Each line that holds the word "Ingresos" is to be identified and copied.

**Figure dataset records:**
#####
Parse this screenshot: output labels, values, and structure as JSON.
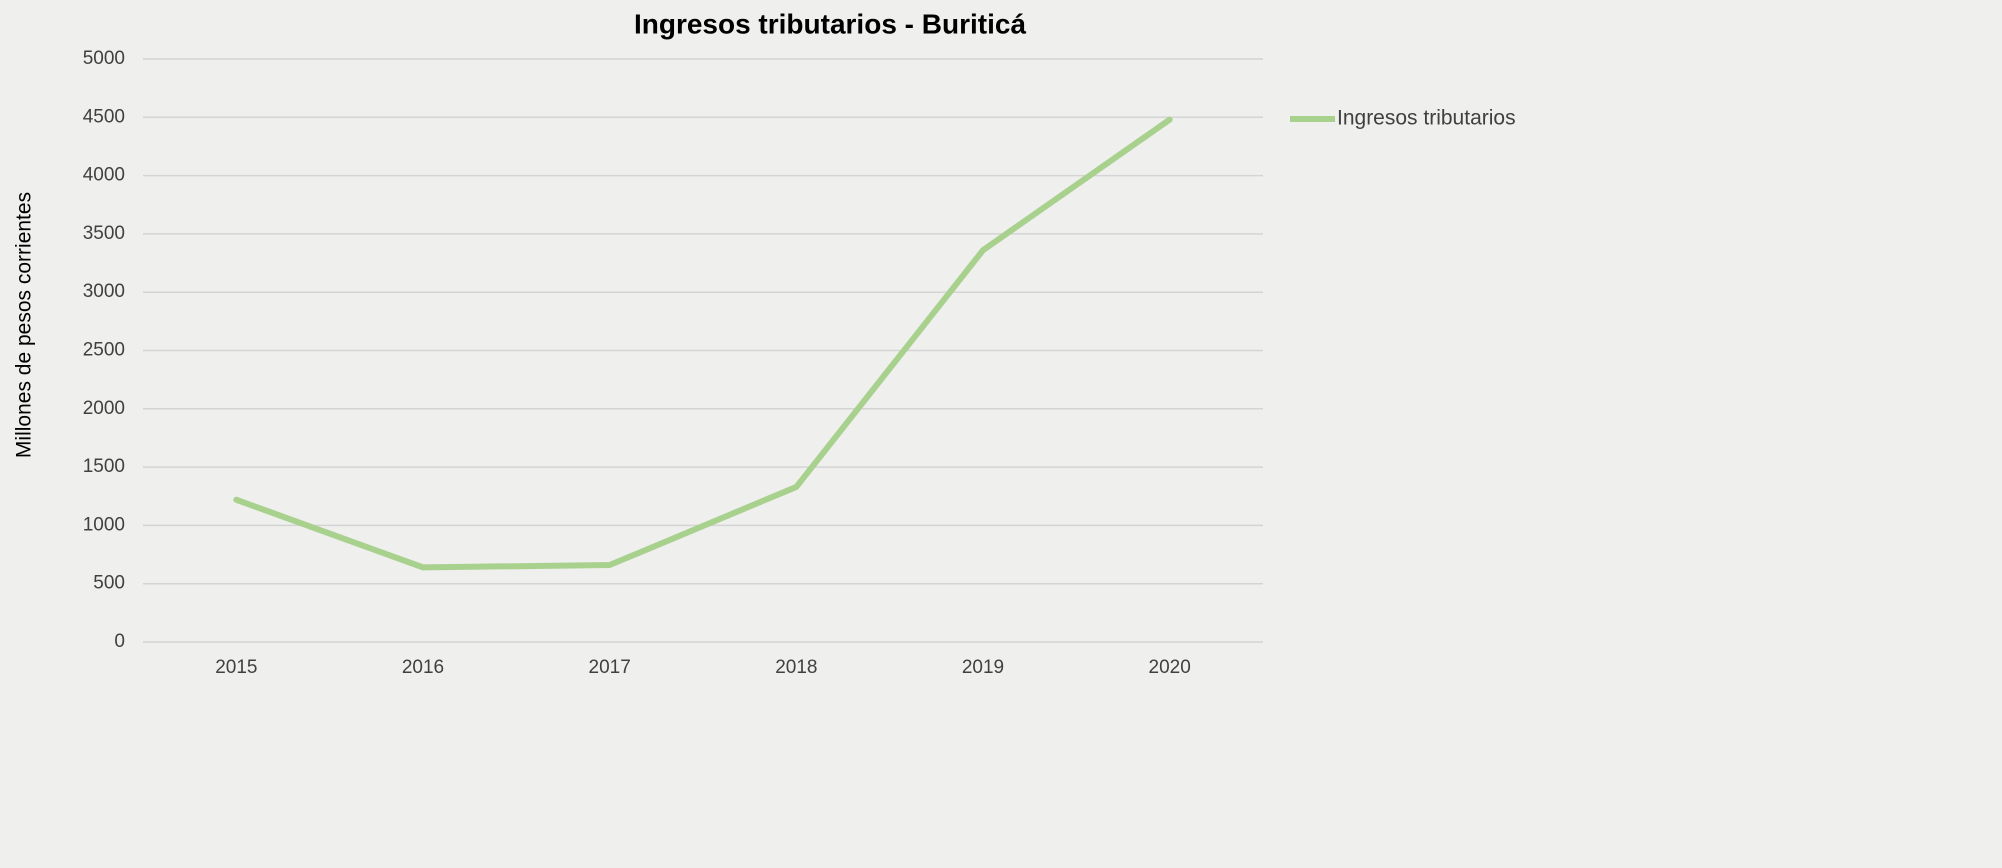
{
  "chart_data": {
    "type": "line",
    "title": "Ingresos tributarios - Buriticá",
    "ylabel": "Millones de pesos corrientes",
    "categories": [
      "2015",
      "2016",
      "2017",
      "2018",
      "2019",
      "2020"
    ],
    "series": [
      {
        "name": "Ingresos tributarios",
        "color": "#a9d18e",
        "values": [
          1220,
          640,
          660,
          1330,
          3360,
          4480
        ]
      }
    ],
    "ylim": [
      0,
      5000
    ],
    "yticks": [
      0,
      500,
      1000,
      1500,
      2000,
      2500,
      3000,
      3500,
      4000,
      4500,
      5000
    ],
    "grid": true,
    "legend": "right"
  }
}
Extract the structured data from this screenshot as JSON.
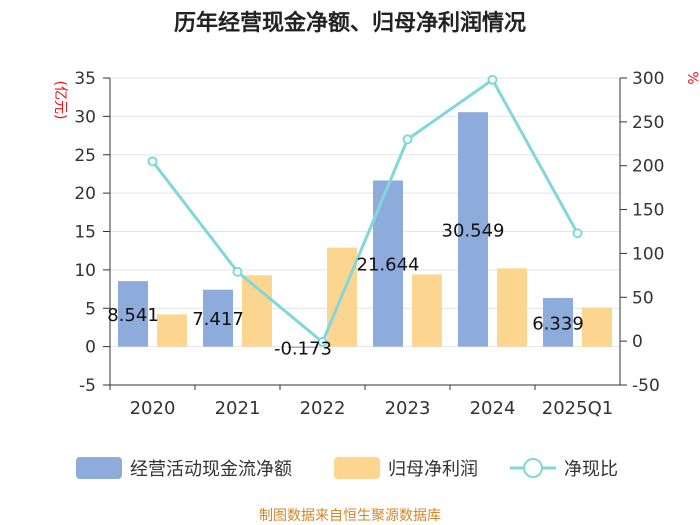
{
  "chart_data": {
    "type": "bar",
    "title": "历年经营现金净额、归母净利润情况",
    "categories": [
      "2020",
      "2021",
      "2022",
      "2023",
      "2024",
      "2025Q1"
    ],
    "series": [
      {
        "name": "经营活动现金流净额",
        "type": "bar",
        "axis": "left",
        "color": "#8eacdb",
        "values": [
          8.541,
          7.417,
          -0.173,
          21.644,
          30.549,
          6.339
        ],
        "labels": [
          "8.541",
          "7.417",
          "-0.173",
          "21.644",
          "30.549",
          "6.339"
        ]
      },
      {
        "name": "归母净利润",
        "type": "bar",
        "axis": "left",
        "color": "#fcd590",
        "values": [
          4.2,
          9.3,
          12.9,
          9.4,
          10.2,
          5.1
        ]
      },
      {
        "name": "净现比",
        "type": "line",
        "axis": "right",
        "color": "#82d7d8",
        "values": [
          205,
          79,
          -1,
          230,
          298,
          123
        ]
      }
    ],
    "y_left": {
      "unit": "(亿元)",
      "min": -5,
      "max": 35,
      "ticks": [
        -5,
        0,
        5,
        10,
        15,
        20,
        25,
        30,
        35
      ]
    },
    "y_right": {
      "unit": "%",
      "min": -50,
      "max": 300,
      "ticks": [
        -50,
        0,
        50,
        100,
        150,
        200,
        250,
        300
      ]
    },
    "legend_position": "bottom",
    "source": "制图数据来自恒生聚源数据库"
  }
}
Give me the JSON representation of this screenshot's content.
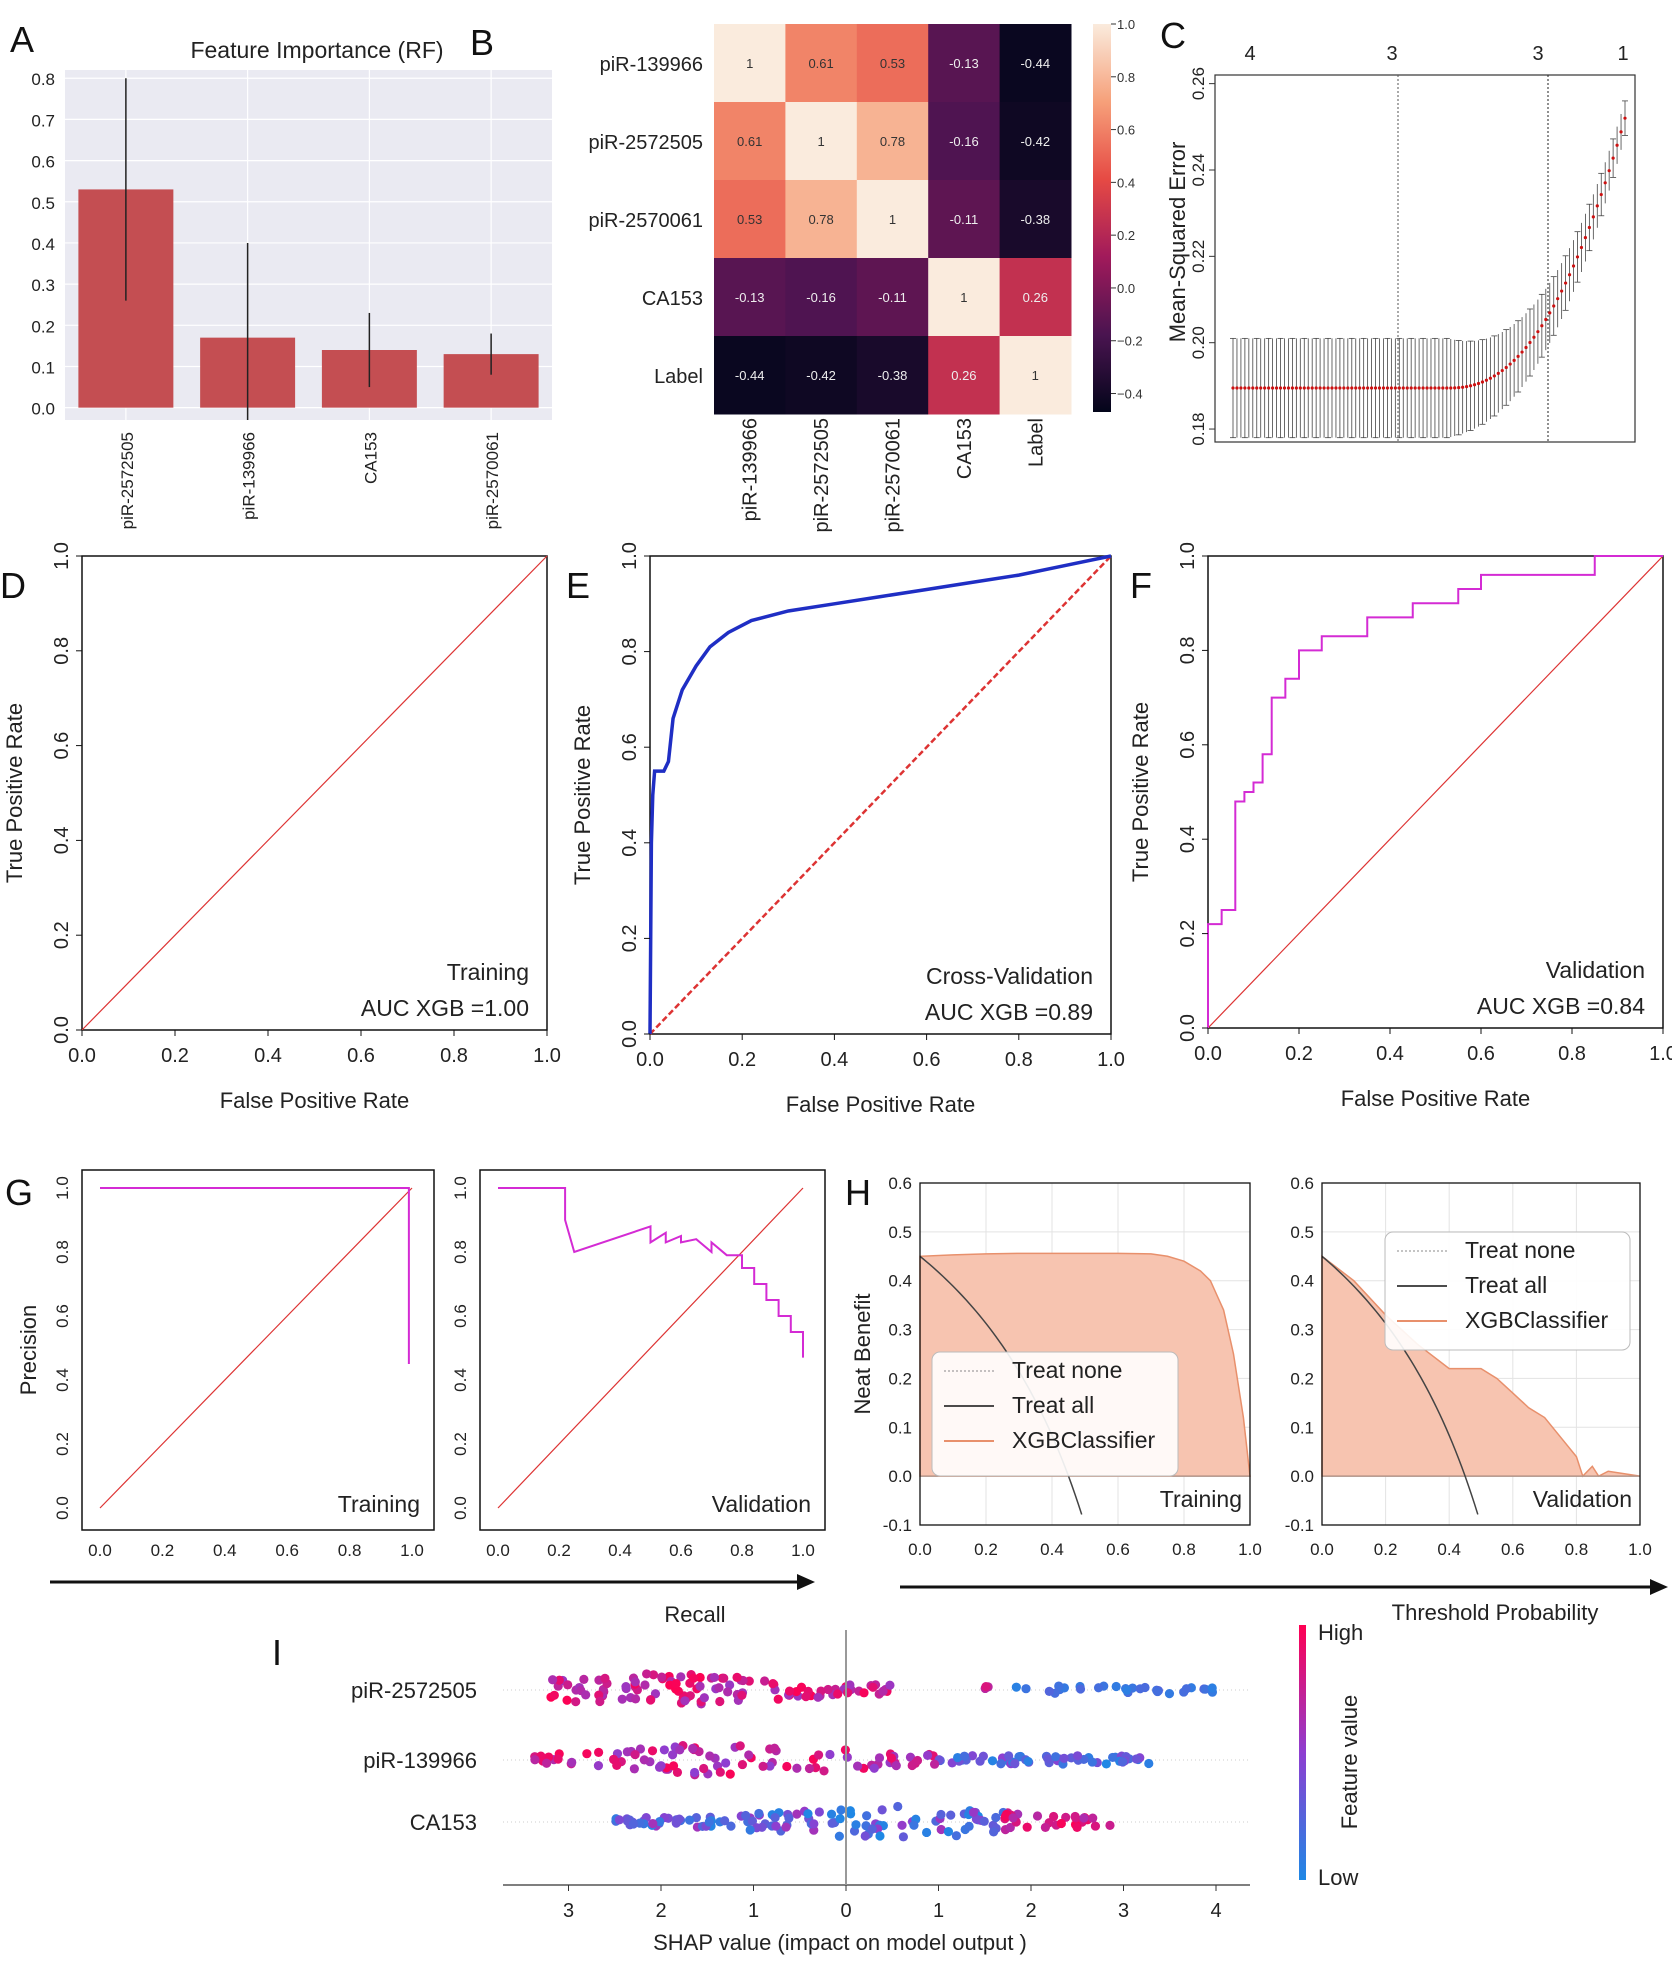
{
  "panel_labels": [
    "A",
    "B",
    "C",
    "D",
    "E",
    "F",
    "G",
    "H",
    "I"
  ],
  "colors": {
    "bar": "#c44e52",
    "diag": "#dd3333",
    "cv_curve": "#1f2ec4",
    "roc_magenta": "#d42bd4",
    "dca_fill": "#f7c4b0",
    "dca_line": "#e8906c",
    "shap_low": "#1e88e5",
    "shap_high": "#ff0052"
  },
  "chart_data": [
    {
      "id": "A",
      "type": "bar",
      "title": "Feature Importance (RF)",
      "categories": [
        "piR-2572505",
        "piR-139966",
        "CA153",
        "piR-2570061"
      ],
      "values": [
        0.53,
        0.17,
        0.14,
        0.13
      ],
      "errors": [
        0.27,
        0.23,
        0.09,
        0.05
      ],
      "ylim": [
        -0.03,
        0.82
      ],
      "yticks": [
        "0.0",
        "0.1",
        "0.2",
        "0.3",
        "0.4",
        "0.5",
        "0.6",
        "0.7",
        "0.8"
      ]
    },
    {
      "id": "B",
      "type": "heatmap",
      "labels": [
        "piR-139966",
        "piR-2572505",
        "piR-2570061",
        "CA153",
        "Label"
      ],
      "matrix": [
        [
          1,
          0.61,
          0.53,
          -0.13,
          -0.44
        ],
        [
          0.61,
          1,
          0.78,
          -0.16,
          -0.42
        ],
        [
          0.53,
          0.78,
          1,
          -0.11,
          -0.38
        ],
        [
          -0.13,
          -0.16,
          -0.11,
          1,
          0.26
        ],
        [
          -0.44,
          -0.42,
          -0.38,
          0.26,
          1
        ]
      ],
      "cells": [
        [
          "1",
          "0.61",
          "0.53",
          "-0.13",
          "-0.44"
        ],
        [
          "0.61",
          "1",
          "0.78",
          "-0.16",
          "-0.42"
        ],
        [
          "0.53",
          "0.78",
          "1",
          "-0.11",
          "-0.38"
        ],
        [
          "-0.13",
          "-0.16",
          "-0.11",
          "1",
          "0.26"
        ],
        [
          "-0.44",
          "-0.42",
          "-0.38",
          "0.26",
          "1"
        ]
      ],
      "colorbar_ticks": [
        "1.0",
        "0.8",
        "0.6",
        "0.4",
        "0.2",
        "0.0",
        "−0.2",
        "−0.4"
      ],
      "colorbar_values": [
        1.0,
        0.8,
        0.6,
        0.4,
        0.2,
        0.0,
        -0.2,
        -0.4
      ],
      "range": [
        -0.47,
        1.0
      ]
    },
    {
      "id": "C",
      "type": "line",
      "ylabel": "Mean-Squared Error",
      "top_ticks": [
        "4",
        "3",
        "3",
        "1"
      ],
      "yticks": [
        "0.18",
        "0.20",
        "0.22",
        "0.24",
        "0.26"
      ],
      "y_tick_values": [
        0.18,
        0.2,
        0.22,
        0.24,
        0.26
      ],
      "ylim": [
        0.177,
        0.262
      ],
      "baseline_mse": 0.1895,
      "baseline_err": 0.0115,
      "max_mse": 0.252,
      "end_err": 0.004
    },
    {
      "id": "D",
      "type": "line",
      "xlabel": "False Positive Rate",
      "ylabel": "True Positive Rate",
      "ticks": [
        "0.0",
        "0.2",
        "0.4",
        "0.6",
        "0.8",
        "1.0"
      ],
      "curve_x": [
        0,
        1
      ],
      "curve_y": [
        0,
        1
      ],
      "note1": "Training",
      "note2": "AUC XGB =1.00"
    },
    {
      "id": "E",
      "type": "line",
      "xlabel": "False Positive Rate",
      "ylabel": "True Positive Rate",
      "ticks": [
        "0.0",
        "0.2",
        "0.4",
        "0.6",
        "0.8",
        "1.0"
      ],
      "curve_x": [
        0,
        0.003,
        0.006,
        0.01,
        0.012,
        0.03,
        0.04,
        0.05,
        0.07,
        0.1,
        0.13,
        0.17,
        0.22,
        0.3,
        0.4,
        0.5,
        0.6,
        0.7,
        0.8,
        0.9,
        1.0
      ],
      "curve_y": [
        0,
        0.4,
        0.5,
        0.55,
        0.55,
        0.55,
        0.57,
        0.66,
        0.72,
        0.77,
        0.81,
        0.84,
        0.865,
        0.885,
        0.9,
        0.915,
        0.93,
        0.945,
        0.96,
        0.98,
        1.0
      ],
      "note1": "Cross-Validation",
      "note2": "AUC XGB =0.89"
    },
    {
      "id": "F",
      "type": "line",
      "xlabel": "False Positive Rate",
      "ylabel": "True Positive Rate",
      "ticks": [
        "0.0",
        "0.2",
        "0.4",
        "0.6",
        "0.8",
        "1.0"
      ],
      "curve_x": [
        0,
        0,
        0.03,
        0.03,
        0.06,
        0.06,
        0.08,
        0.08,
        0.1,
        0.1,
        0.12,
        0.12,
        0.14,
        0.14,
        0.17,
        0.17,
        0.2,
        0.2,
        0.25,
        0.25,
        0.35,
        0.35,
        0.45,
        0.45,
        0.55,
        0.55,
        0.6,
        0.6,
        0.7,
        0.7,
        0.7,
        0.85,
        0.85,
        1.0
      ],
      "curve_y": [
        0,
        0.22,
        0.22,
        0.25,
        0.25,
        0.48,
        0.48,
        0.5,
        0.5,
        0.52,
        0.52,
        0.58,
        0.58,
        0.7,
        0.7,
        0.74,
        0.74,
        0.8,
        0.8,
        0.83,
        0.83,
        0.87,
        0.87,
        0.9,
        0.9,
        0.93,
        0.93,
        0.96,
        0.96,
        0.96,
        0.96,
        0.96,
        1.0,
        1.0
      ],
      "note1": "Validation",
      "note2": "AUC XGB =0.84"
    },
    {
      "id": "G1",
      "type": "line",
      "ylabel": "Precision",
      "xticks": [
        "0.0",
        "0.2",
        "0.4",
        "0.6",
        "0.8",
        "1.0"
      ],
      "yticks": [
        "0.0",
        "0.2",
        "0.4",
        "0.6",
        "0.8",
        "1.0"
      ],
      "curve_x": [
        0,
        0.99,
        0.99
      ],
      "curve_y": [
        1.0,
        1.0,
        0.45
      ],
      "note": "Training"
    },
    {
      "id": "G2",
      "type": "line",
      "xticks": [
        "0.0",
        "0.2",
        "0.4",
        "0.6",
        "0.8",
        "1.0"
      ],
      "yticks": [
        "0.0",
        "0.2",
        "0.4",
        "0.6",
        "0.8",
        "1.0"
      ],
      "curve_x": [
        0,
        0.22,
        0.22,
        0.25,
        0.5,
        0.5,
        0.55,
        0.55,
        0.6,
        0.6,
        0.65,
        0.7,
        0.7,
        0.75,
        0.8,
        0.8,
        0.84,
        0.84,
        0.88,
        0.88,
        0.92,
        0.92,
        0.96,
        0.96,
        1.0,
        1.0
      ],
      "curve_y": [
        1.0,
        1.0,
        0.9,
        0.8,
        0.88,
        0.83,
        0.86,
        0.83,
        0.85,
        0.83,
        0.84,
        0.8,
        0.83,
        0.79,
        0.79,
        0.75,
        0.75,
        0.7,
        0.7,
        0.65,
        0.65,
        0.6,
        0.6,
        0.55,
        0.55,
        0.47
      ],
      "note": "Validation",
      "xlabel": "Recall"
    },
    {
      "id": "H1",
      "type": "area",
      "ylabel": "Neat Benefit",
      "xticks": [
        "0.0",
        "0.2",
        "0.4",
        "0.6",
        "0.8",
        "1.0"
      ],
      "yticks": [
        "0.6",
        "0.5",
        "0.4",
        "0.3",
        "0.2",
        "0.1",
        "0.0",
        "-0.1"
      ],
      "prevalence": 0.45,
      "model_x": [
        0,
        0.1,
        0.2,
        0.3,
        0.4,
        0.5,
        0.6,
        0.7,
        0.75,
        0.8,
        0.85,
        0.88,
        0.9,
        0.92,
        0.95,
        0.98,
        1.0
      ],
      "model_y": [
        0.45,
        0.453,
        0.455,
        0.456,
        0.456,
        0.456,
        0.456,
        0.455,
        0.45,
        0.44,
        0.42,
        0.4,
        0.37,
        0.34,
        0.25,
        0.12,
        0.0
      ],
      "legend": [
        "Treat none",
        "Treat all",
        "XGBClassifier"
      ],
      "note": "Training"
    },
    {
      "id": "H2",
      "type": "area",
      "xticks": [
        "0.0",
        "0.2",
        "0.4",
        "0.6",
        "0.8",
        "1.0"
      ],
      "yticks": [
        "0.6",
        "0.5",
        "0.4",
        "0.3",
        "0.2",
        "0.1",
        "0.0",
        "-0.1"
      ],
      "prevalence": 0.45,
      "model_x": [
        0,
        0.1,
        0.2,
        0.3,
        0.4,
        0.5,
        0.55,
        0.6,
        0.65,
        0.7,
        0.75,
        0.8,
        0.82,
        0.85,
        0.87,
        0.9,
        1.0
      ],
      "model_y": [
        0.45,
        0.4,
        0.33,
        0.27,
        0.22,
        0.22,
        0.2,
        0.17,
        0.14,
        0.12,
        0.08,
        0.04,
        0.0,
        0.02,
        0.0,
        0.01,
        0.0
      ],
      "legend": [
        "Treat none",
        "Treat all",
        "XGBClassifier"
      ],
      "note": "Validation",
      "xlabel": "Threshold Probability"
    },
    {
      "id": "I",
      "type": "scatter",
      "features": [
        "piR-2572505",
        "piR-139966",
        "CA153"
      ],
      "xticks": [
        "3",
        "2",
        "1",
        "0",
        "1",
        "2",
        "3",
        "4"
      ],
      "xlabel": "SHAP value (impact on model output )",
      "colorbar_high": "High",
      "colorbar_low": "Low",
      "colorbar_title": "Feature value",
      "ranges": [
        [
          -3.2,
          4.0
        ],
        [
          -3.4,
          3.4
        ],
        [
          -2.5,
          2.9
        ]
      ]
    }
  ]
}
#####
**Task result:**
    "title": "Ingresos tributarios - Buriticá",
        "name": "Ingresos tributarios",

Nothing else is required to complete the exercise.